• [Passage]:

A potential Stanley Cup Playoff force in the Colorado Avalanche take the ice against a scrappy Arizona Coyotes in the first round of the Stanley Cup Playoffs.
The bout between Colorado and Arizona will feature a team with balance and a team that puts the majority of its eggs into one basket. In this case, Colorado’s balance and depth all over the ice will be pitted against a Coyotes’ roster that prioritizes elite goaltending.
The balance on Colorado’s side of the rink becomes readily apparent after taking a brief scan of their regular season statistics. Over the course of the shortened regular season, Colorado scored 236 goals and averaged 3.37 goals per game (GF/GP). These areas would be tied for third (goals scored) and fourth (GF/GP) in the NHL. The irony of their goal-scoring barrage, however, comes in the form of their success (or relative lack thereof) on the power play, as Colorado’s 19.1 PP% ranked 19th. Even still, Colorado’s overall success on offense did not solely come from the homegrown stars of Gabriel Landeskog, Nathan MacKinnon, Mikko Rantanen and Cale Makar. Other supporting players, including offseason acquisitions in Andre Burakovsky, Nazem Kadri and Joonas Donskoi, have helped give Colorado productive depth even through injury spells Colorado had to endure during the season. All seven skaters collected at least 30 points during the regular season. Injuries or not, that is solid.

[Saved entries]
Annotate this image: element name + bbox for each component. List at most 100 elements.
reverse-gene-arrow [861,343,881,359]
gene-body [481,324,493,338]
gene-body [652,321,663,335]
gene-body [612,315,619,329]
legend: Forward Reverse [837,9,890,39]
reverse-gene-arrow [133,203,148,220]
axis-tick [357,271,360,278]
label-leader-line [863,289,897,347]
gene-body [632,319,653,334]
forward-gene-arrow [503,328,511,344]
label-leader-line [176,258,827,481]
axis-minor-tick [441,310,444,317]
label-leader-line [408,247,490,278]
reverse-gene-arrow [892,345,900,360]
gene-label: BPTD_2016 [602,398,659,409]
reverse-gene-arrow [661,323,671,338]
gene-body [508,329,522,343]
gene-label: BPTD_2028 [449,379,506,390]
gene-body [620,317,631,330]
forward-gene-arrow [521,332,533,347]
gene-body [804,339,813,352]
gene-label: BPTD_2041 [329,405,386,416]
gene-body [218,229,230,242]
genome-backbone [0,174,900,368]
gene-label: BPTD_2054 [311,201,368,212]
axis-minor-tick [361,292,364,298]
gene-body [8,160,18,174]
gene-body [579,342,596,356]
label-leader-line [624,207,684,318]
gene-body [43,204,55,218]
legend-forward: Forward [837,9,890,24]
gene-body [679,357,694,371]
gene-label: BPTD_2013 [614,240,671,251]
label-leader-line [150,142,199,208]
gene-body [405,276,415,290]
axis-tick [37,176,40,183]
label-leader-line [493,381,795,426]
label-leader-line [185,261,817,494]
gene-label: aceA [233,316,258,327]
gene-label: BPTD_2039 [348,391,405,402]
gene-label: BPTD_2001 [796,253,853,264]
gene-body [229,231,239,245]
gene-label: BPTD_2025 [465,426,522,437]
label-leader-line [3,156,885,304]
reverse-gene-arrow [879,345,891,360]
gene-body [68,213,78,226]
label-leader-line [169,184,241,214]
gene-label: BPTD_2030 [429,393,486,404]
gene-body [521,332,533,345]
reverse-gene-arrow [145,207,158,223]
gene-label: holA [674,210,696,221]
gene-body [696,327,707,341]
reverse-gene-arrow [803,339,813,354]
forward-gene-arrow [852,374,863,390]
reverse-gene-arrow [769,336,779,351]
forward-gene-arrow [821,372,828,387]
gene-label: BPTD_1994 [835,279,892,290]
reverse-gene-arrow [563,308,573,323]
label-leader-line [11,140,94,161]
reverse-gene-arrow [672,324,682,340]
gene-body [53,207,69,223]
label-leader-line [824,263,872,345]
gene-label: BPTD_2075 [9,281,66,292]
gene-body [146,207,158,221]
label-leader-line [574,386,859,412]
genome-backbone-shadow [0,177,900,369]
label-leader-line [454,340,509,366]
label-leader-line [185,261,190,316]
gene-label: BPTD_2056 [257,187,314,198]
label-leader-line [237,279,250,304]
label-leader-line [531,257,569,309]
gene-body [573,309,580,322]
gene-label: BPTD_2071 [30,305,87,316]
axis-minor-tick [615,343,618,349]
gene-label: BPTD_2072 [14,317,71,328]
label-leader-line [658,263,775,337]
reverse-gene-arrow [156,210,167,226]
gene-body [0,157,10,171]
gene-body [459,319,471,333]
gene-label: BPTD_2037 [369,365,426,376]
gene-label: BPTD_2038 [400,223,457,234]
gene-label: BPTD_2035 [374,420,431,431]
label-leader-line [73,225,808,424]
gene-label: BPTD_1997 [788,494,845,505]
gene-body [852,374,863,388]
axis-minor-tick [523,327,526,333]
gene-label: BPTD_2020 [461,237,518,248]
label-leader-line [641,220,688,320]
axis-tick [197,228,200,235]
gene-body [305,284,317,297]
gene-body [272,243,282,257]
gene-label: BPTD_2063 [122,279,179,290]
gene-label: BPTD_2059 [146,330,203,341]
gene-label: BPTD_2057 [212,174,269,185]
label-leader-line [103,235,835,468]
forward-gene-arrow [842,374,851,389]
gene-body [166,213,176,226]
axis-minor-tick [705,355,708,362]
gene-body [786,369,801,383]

• [Problem 1]:
Name every player that the Avalanche–Coyotes preview calls one of Colorado's homegrown stars.
• [Problem 2]:
Retype the Avalanche–Coyotes preview starting with "The bout between" and going on through "prioritizes elite goaltending.".
• [Problem 3]:
According to the Avalanche–Coyotes preview, what was Colorado's power play percentage, and where did it rank?

• [Answer area 1]:
Gabriel Landeskog, Nathan MacKinnon, Mikko Rantanen, Cale Makar

• [Answer area 2]:
The bout between Colorado and Arizona will feature a team with balance and a team that puts the majority of its eggs into one basket. In this case, Colorado’s balance and depth all over the ice will be pitted against a Coyotes’ roster that prioritizes elite goaltending.

• [Answer area 3]:
It was 19.1 percent, which ranked 19th.